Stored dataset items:
·····

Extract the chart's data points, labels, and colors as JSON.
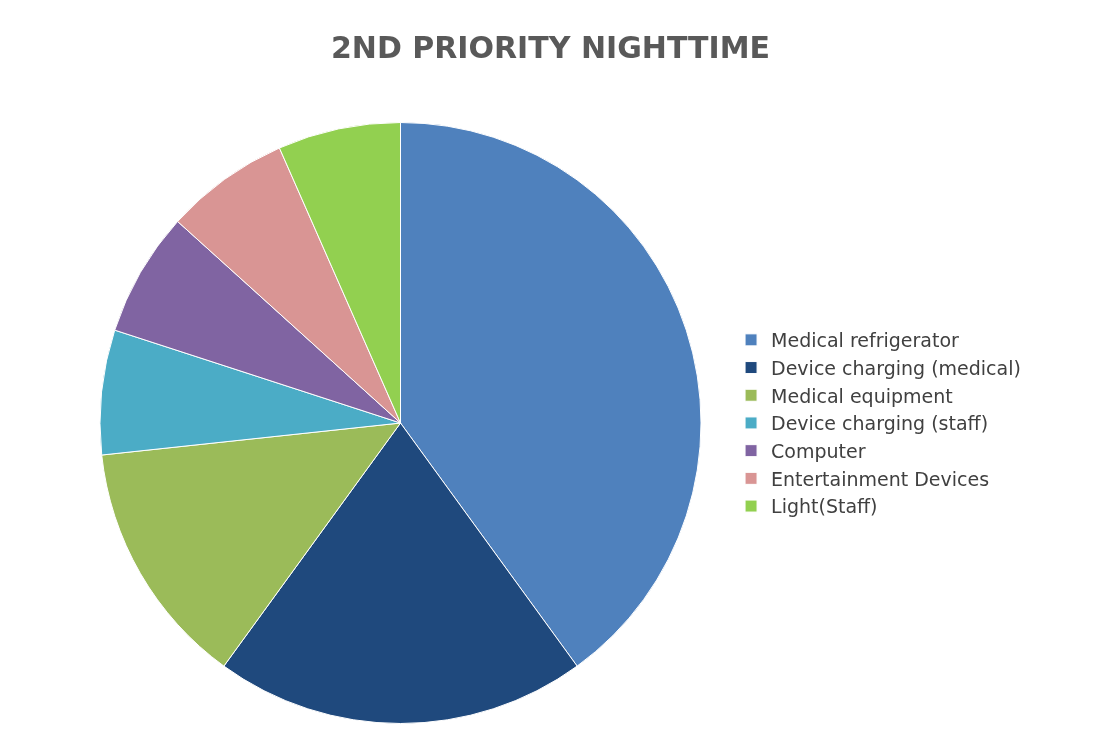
{
  "chart_data": {
    "type": "pie",
    "title": "2ND PRIORITY NIGHTTIME",
    "categories": [
      "Medical refrigerator",
      "Device charging (medical)",
      "Medical equipment",
      "Device charging (staff)",
      "Computer",
      "Entertainment Devices",
      "Light(Staff)"
    ],
    "values": [
      40,
      20,
      13.3,
      6.7,
      6.7,
      6.7,
      6.6
    ],
    "colors": [
      "#4f81bd",
      "#1f497d",
      "#9bbb59",
      "#4bacc6",
      "#8064a2",
      "#d99594",
      "#92d050"
    ],
    "legend": "right"
  }
}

·····

> **Task objective**:
Please repeat the entries exactly. Do not include the pictures.

> **The reply**:
Extract the chart's data points, labels, and colors as JSON.
{
  "chart_data": {
    "type": "pie",
    "title": "2ND PRIORITY NIGHTTIME",
    "categories": [
      "Medical refrigerator",
      "Device charging (medical)",
      "Medical equipment",
      "Device charging (staff)",
      "Computer",
      "Entertainment Devices",
      "Light(Staff)"
    ],
    "values": [
      40,
      20,
      13.3,
      6.7,
      6.7,
      6.7,
      6.6
    ],
    "colors": [
      "#4f81bd",
      "#1f497d",
      "#9bbb59",
      "#4bacc6",
      "#8064a2",
      "#d99594",
      "#92d050"
    ],
    "legend": "right"
  }
}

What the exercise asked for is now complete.